Goal of the exercise. Repeat all of the material below exactly as written, images excluded.

Collected data entries
______
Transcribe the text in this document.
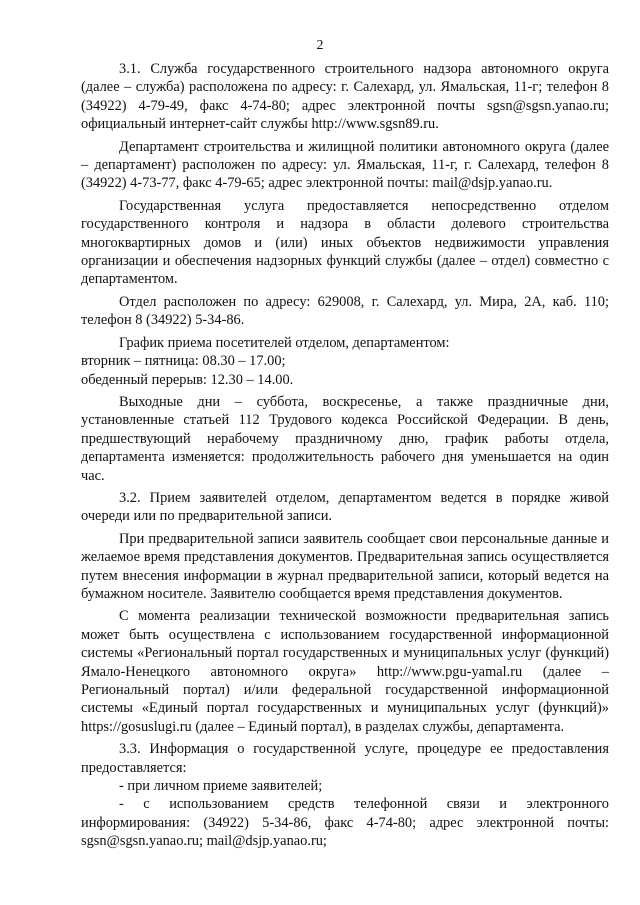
2

3.1. Служба государственного строительного надзора автономного округа (далее – служба) расположена по адресу: г. Салехард, ул. Ямальская, 11-г; телефон 8 (34922) 4-79-49, факс 4-74-80; адрес электронной почты sgsn@sgsn.yanao.ru; официальный интернет-сайт службы http://www.sgsn89.ru.

Департамент строительства и жилищной политики автономного округа (далее – департамент) расположен по адресу: ул. Ямальская, 11-г, г. Салехард, телефон 8 (34922) 4-73-77, факс 4-79-65; адрес электронной почты: mail@dsjp.yanao.ru.

Государственная услуга предоставляется непосредственно отделом государственного контроля и надзора в области долевого строительства многоквартирных домов и (или) иных объектов недвижимости управления организации и обеспечения надзорных функций службы (далее – отдел) совместно с департаментом.

Отдел расположен по адресу: 629008, г. Салехард, ул. Мира, 2А, каб. 110; телефон 8 (34922) 5-34-86.

График приема посетителей отделом, департаментом:

вторник – пятница: 08.30 – 17.00;

обеденный перерыв: 12.30 – 14.00.

Выходные дни – суббота, воскресенье, а также праздничные дни, установленные статьей 112 Трудового кодекса Российской Федерации. В день, предшествующий нерабочему праздничному дню, график работы отдела, департамента изменяется: продолжительность рабочего дня уменьшается на один час.

3.2. Прием заявителей отделом, департаментом ведется в порядке живой очереди или по предварительной записи.

При предварительной записи заявитель сообщает свои персональные данные и желаемое время представления документов. Предварительная запись осуществляется путем внесения информации в журнал предварительной записи, который ведется на бумажном носителе. Заявителю сообщается время представления документов.

С момента реализации технической возможности предварительная запись может быть осуществлена с использованием государственной информационной системы «Региональный портал государственных и муниципальных услуг (функций) Ямало-Ненецкого автономного округа» http://www.pgu-yamal.ru (далее – Региональный портал) и/или федеральной государственной информационной системы «Единый портал государственных и муниципальных услуг (функций)» https://gosuslugi.ru (далее – Единый портал), в разделах службы, департамента.

3.3. Информация о государственной услуге, процедуре ее предоставления предоставляется:

- при личном приеме заявителей;

- с использованием средств телефонной связи и электронного информирования: (34922) 5-34-86, факс 4-74-80; адрес электронной почты: sgsn@sgsn.yanao.ru; mail@dsjp.yanao.ru;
______
In response.
Transcribe the text in this document.
2

3.1. Служба государственного строительного надзора автономного округа (далее – служба) расположена по адресу: г. Салехард, ул. Ямальская, 11-г; телефон 8 (34922) 4-79-49, факс 4-74-80; адрес электронной почты sgsn@sgsn.yanao.ru; официальный интернет-сайт службы http://www.sgsn89.ru.

Департамент строительства и жилищной политики автономного округа (далее – департамент) расположен по адресу: ул. Ямальская, 11-г, г. Салехард, телефон 8 (34922) 4-73-77, факс 4-79-65; адрес электронной почты: mail@dsjp.yanao.ru.

Государственная услуга предоставляется непосредственно отделом государственного контроля и надзора в области долевого строительства многоквартирных домов и (или) иных объектов недвижимости управления организации и обеспечения надзорных функций службы (далее – отдел) совместно с департаментом.

Отдел расположен по адресу: 629008, г. Салехард, ул. Мира, 2А, каб. 110; телефон 8 (34922) 5-34-86.

График приема посетителей отделом, департаментом:

вторник – пятница: 08.30 – 17.00;

обеденный перерыв: 12.30 – 14.00.

Выходные дни – суббота, воскресенье, а также праздничные дни, установленные статьей 112 Трудового кодекса Российской Федерации. В день, предшествующий нерабочему праздничному дню, график работы отдела, департамента изменяется: продолжительность рабочего дня уменьшается на один час.

3.2. Прием заявителей отделом, департаментом ведется в порядке живой очереди или по предварительной записи.

При предварительной записи заявитель сообщает свои персональные данные и желаемое время представления документов. Предварительная запись осуществляется путем внесения информации в журнал предварительной записи, который ведется на бумажном носителе. Заявителю сообщается время представления документов.

С момента реализации технической возможности предварительная запись может быть осуществлена с использованием государственной информационной системы «Региональный портал государственных и муниципальных услуг (функций) Ямало-Ненецкого автономного округа» http://www.pgu-yamal.ru (далее – Региональный портал) и/или федеральной государственной информационной системы «Единый портал государственных и муниципальных услуг (функций)» https://gosuslugi.ru (далее – Единый портал), в разделах службы, департамента.

3.3. Информация о государственной услуге, процедуре ее предоставления предоставляется:

- при личном приеме заявителей;

- с использованием средств телефонной связи и электронного информирования: (34922) 5-34-86, факс 4-74-80; адрес электронной почты: sgsn@sgsn.yanao.ru; mail@dsjp.yanao.ru;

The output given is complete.